■ **Work task A**: Please rewrite the paragraph of the Tor article that begins "Starting last month, CloudFlare began" as a short list, keeping its main facts.
■ **Work task B**: According to the Tor article, what share of the requests CloudFlare sees coming across the Tor network does Matthew Prince call "per se malicious"?
■ **Work task C**:
For each statement, say whether the Tor article supports it, and quote the words that decide it.
(i) Wikipedia lets Tor users edit articles.
(ii) Any CloudFlare customer can choose to blacklist Tor traffic.
(iii) Bank of America blocks logins from Tor.

■ **Given passage**:
=== Begin Enclosure ===

More than ever, websites are blocking users of the anonymizing Tor network or degrading the services they receive. Data published today by Web security company CloudFlare suggests why that is.
In a company blog post entitled "The Trouble with Tor," CloudFlare CEO Matthew Prince says that 94 percent of the requests the company sees coming across the Tor network are "per se malicious."
He explains: "That doesn’t mean they are visiting controversial content, but instead that they are automated requests designed to harm our customers. A large percentage of the comment spam, vulnerability scanning, ad click fraud, content scraping, and login scanning comes via the Tor network. To give you some sense, based on data from Project Honey Pot, 18% of global email spam, or approximately 6.5 trillion unwanted messages per year, begin with an automated bot harvesting email addresses via the Tor network."
A graph in the blog post shows that nearly 70 percent of Tor exit nodes were listed as "comment spammer" nodes at some point over the last year. It's difficult to monitor individual browsers that are using Tor. "And that's a good thing," Prince writes. "The promise of Tor is anonymity... while we could probably do things using super cookies or other techniques to try to get around Tor's anonymity protections, we think that would be creepy and choose not to because we believe that anonymity online is important."
Starting last month, CloudFlare began treating Tor users as their own "country" and now gives its customers four options of how to handle traffic coming from Tor. They can whitelist them, test Tor users using CAPTCHA or a JavaScript challenge, or blacklist Tor traffic. The blacklist option is only available for enterprise customers.
As more websites react to the massive amount of harmful Web traffic coming through Tor, the challenge of balancing security with the needs of legitimate anonymous users will grow. The same network being used so effectively by those seeking to avoid censorship or repression has become a favorite of fraudsters and spammers.
The study on Tor published last month shows some of the limits already being placed on Tor users. Wikipedia, for instance, allows them to read but not edit articles. Google allows home page access but increasingly presents CAPTCHAs or block pages to Tor searchers. Bank of America won't allow a login from Tor. Websites like yelp.com, macys.com, and bestbuy.com, which use Akamai and Amazon Web Services, are currently blocking between 60 and 70 percent of Tor exit nodes, according to the same study.

=== End Enclosure ===

■ **Data excerpts**:
=== Begin Enclosure ===

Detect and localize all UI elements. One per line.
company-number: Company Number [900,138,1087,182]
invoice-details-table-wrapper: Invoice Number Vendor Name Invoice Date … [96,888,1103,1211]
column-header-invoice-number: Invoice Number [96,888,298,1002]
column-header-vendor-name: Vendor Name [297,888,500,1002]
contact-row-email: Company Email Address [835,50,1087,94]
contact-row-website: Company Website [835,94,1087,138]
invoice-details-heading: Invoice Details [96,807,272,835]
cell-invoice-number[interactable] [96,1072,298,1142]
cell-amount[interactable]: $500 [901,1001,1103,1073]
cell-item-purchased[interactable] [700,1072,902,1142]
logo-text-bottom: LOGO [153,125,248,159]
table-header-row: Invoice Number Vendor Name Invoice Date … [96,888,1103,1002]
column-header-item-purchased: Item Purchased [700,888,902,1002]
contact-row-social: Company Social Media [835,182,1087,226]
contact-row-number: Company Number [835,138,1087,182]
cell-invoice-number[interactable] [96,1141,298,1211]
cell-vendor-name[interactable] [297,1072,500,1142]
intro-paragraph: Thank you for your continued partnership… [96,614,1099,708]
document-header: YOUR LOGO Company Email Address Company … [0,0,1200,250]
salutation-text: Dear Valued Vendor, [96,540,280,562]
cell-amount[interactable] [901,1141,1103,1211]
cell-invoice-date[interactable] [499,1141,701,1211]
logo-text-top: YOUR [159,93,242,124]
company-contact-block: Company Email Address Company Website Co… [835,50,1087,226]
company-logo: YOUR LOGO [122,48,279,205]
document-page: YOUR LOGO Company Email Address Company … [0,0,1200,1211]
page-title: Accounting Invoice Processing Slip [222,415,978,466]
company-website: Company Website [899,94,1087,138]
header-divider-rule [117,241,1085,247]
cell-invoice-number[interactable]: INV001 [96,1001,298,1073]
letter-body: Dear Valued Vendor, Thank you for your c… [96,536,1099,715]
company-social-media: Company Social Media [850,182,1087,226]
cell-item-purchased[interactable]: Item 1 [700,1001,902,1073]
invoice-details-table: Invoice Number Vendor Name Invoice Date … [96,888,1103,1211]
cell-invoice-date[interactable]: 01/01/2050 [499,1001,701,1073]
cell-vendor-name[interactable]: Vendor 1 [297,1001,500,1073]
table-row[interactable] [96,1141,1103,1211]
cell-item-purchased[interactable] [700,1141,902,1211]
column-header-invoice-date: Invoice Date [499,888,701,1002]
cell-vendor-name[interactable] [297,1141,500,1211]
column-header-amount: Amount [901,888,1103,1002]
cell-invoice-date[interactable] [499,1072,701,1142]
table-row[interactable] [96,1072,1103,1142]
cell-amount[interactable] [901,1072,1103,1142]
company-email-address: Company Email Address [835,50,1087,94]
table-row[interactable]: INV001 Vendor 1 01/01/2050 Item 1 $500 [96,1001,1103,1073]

=== End Enclosure ===

■ **Final answer A**:
- Since last month, CloudFlare has treated Tor users as their own "country."
- Customers have four options for handling Tor traffic:
  - whitelist it
  - test Tor users with a CAPTCHA
  - test Tor users with a JavaScript challenge
  - blacklist it (enterprise customers only)

■ **Final answer B**: 94 percent.

■ **Final answer C**:
(i) No: "Wikipedia, for instance, allows them to read but not edit articles."
(ii) No: "The blacklist option is only available for enterprise customers."
(iii) Yes: "Bank of America won't allow a login from Tor."